Saved data entries:
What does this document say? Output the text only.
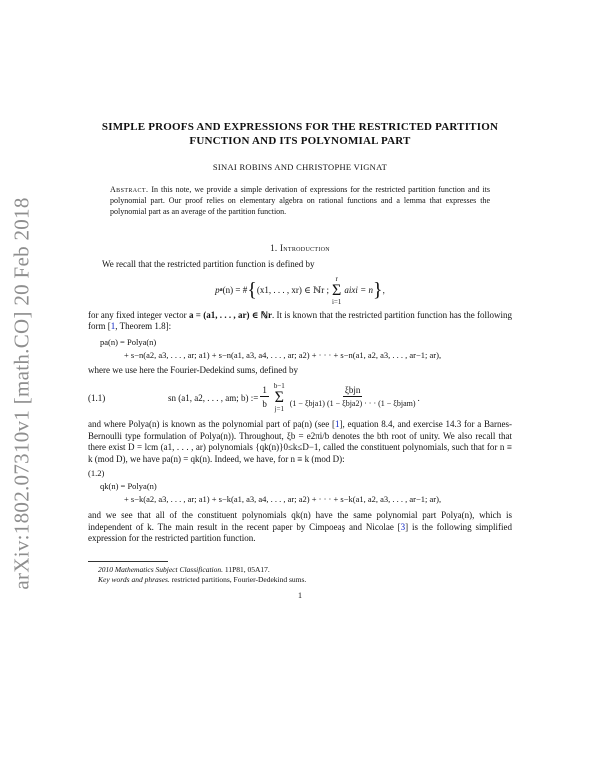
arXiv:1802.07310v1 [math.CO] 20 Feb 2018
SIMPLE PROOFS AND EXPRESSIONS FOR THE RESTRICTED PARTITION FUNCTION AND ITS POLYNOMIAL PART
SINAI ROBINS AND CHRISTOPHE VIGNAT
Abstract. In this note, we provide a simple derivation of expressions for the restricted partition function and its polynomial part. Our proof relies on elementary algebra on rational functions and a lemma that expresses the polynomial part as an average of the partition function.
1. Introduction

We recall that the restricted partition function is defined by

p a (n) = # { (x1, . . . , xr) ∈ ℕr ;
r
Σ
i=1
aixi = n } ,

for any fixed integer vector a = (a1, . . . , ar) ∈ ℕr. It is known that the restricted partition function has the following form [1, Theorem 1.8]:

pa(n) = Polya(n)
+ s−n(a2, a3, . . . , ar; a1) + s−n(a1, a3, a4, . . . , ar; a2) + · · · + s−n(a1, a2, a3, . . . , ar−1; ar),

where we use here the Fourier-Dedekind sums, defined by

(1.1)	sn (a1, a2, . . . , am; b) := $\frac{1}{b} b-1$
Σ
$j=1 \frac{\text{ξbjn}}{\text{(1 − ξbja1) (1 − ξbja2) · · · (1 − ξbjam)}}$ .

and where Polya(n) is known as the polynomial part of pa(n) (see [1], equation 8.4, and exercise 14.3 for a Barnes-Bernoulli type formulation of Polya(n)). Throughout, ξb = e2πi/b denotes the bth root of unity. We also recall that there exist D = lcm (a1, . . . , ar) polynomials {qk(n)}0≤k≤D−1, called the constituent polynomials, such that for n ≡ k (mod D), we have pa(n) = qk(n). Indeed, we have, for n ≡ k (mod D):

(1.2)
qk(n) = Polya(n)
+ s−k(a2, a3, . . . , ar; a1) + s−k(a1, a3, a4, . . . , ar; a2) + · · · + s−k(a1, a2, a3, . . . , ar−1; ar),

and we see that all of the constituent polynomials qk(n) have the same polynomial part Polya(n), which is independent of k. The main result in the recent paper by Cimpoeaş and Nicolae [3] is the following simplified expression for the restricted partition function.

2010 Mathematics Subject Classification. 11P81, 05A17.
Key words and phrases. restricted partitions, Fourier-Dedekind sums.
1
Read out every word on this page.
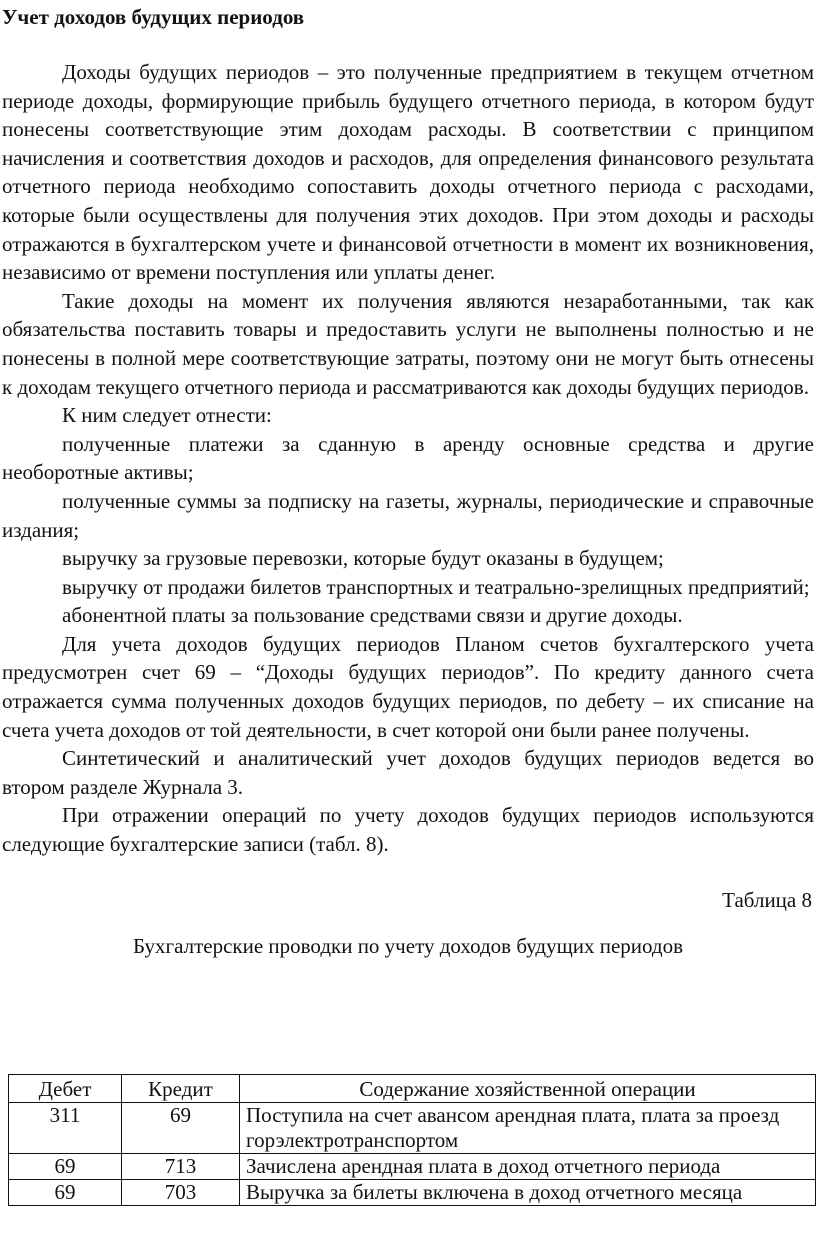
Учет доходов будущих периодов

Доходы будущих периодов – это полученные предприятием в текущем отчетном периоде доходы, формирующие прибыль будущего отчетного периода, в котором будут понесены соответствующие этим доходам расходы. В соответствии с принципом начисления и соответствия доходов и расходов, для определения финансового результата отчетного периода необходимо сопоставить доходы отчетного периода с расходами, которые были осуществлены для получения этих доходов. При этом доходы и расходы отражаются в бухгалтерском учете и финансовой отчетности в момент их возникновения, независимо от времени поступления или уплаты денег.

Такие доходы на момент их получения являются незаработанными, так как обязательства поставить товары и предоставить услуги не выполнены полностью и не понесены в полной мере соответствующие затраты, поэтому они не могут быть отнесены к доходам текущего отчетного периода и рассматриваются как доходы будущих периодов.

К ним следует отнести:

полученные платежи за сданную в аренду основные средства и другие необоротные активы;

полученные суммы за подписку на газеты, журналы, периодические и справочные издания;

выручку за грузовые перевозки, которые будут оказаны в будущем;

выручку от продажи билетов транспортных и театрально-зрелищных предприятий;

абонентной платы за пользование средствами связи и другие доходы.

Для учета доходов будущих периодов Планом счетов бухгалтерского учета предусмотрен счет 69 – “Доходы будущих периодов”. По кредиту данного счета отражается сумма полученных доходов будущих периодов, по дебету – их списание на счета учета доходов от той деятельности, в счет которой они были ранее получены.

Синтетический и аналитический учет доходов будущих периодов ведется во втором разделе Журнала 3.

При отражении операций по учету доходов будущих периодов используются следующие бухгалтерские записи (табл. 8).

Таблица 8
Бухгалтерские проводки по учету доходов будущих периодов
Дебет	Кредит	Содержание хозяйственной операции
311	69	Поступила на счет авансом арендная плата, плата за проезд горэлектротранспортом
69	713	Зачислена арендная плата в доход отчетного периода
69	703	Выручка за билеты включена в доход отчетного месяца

---

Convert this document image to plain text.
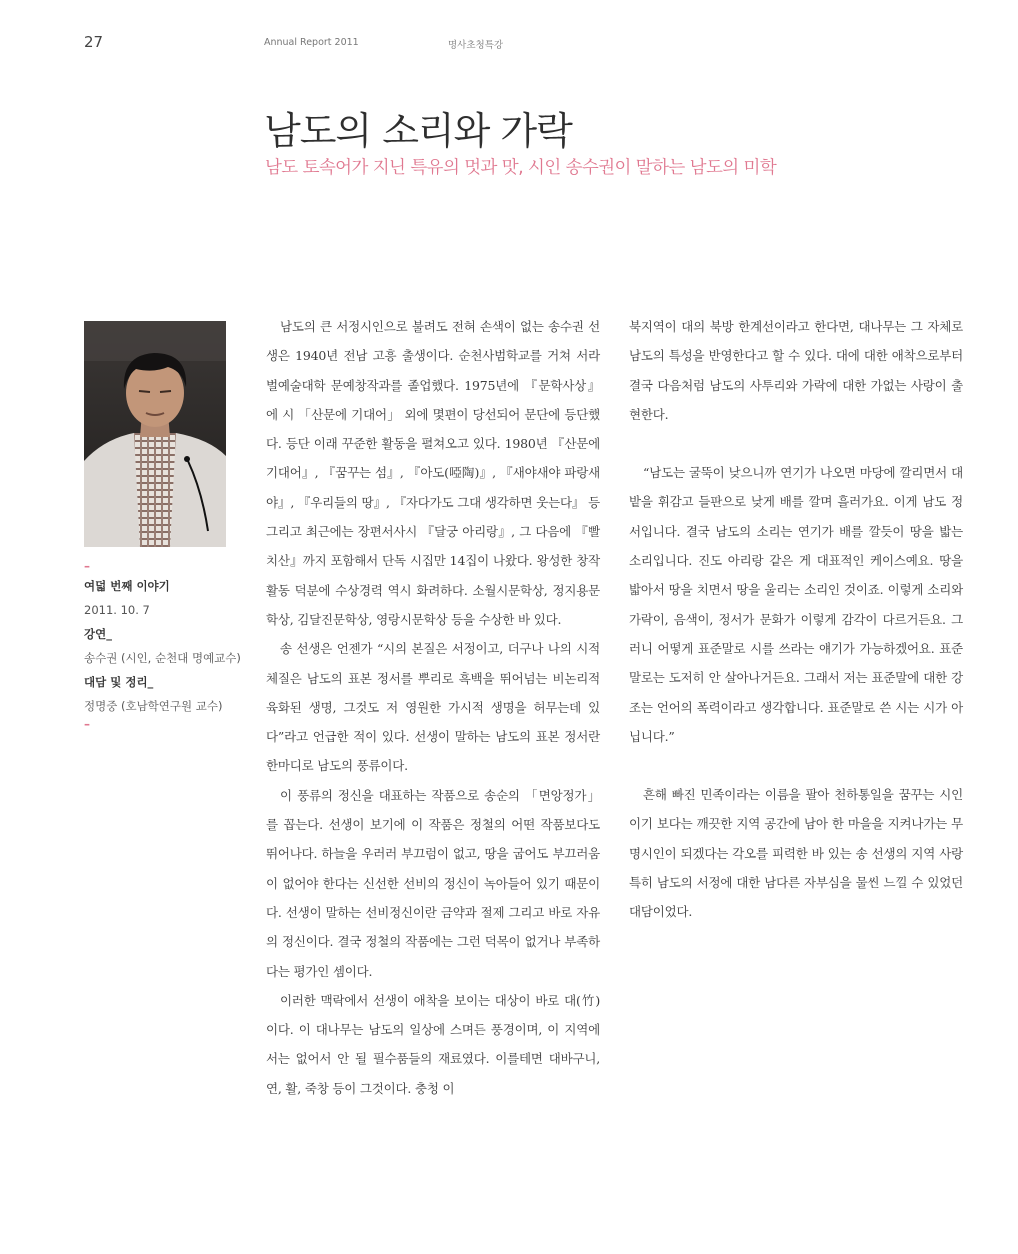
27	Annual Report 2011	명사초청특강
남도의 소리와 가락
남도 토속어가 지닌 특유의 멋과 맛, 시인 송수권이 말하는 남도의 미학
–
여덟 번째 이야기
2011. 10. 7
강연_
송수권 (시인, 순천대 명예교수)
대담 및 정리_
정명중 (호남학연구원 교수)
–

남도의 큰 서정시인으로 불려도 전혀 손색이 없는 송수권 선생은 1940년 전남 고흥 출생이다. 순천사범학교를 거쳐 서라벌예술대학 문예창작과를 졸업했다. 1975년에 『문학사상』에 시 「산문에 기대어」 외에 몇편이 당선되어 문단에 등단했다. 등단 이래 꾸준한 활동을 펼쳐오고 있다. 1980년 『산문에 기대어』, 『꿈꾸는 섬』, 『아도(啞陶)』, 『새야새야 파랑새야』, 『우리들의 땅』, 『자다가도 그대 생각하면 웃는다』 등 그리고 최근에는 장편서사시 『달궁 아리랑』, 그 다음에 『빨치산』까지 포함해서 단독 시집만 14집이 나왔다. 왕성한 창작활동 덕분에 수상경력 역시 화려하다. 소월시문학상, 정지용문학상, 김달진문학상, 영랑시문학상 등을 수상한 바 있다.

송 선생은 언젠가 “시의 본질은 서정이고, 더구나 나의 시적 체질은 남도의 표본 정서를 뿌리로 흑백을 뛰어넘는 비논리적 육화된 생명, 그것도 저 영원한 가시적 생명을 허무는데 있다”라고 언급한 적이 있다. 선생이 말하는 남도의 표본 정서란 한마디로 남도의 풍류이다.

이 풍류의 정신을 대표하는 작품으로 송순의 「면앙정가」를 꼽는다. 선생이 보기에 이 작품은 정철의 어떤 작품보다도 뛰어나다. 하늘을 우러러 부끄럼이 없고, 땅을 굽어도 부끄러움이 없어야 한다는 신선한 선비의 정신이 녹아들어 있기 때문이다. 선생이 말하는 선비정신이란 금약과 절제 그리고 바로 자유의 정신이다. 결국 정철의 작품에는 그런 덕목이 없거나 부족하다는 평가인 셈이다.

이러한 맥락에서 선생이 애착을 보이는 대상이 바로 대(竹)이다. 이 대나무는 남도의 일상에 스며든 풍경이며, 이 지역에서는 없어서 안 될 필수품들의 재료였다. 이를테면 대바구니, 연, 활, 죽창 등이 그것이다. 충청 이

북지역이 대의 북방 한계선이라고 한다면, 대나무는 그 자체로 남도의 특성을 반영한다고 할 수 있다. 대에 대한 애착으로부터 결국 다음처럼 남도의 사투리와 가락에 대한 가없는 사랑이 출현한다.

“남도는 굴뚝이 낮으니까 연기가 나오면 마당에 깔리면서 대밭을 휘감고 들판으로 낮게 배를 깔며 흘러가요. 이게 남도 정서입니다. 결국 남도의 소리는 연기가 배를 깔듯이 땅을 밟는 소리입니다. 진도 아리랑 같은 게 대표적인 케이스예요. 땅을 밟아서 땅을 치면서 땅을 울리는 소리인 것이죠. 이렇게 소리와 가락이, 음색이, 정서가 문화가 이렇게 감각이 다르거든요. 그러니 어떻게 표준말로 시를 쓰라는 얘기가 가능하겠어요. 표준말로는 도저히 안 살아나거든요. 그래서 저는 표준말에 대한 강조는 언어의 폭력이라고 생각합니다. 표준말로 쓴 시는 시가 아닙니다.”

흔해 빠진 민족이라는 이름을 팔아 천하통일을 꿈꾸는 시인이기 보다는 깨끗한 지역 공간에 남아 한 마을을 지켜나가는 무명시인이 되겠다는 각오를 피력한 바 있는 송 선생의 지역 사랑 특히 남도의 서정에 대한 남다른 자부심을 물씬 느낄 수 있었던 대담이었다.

*Aim:* From the data above, copy each line that holds "defined".

*Solution below:*
We recall that the restricted partition function is defined by
where we use here the Fourier-Dedekind sums, defined by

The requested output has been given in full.